>> Begin
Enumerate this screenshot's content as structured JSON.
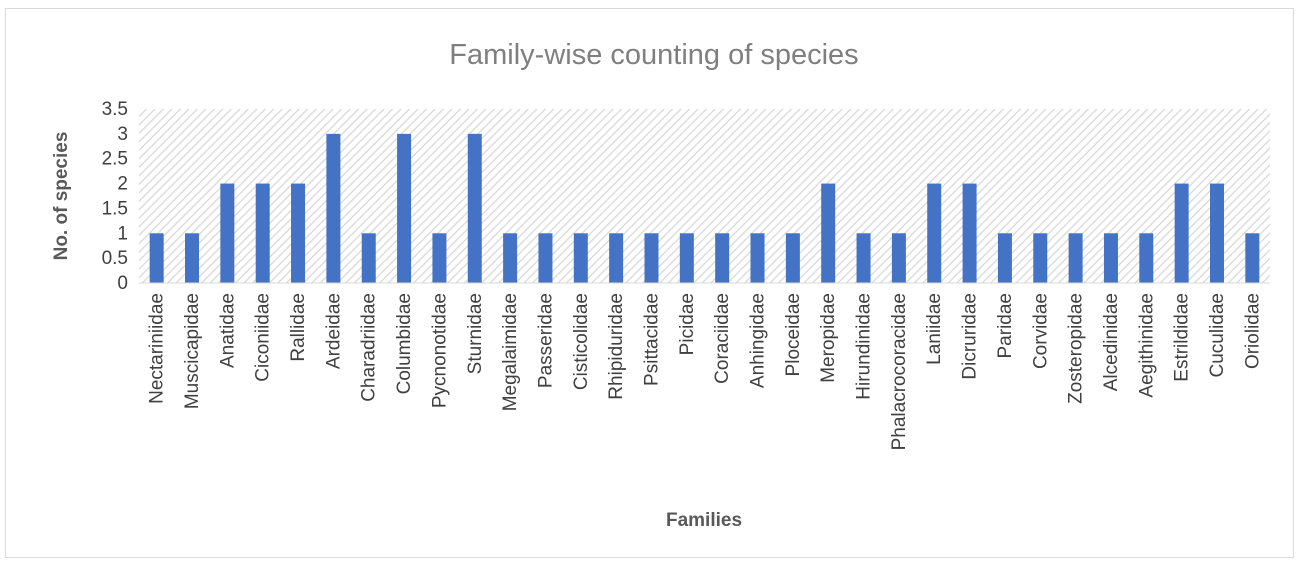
{
  "chart_data": {
    "type": "bar",
    "title": "Family-wise counting of species",
    "xlabel": "Families",
    "ylabel": "No. of species",
    "ylim": [
      0,
      3.5
    ],
    "yticks": [
      "0",
      "0.5",
      "1",
      "1.5",
      "2",
      "2.5",
      "3",
      "3.5"
    ],
    "categories": [
      "Nectariniidae",
      "Muscicapidae",
      "Anatidae",
      "Ciconiidae",
      "Rallidae",
      "Ardeidae",
      "Charadriidae",
      "Columbidae",
      "Pycnonotidae",
      "Sturnidae",
      "Megalaimidae",
      "Passeridae",
      "Cisticolidae",
      "Rhipiduridae",
      "Psittacidae",
      "Picidae",
      "Coraciidae",
      "Anhingidae",
      "Ploceidae",
      "Meropidae",
      "Hirundinidae",
      "Phalacrocoracidae",
      "Laniidae",
      "Dicruridae",
      "Paridae",
      "Corvidae",
      "Zosteropidae",
      "Alcedinidae",
      "Aegithinidae",
      "Estrildidae",
      "Cuculidae",
      "Oriolidae"
    ],
    "values": [
      1,
      1,
      2,
      2,
      2,
      3,
      1,
      3,
      1,
      3,
      1,
      1,
      1,
      1,
      1,
      1,
      1,
      1,
      1,
      2,
      1,
      1,
      2,
      2,
      1,
      1,
      1,
      1,
      1,
      2,
      2,
      1
    ],
    "bar_color": "#4472c4",
    "plot_background": "hatched light gray",
    "grid": false,
    "legend": "none"
  }
}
>> End
Exercise: Copy out the entries verbatim and leave the images out.

Answer to the exercise:
Enumerate this screenshot's content as structured JSON.
{
  "chart_data": {
    "type": "bar",
    "title": "Family-wise counting of species",
    "xlabel": "Families",
    "ylabel": "No. of species",
    "ylim": [
      0,
      3.5
    ],
    "yticks": [
      "0",
      "0.5",
      "1",
      "1.5",
      "2",
      "2.5",
      "3",
      "3.5"
    ],
    "categories": [
      "Nectariniidae",
      "Muscicapidae",
      "Anatidae",
      "Ciconiidae",
      "Rallidae",
      "Ardeidae",
      "Charadriidae",
      "Columbidae",
      "Pycnonotidae",
      "Sturnidae",
      "Megalaimidae",
      "Passeridae",
      "Cisticolidae",
      "Rhipiduridae",
      "Psittacidae",
      "Picidae",
      "Coraciidae",
      "Anhingidae",
      "Ploceidae",
      "Meropidae",
      "Hirundinidae",
      "Phalacrocoracidae",
      "Laniidae",
      "Dicruridae",
      "Paridae",
      "Corvidae",
      "Zosteropidae",
      "Alcedinidae",
      "Aegithinidae",
      "Estrildidae",
      "Cuculidae",
      "Oriolidae"
    ],
    "values": [
      1,
      1,
      2,
      2,
      2,
      3,
      1,
      3,
      1,
      3,
      1,
      1,
      1,
      1,
      1,
      1,
      1,
      1,
      1,
      2,
      1,
      1,
      2,
      2,
      1,
      1,
      1,
      1,
      1,
      2,
      2,
      1
    ],
    "bar_color": "#4472c4",
    "plot_background": "hatched light gray",
    "grid": false,
    "legend": "none"
  }
}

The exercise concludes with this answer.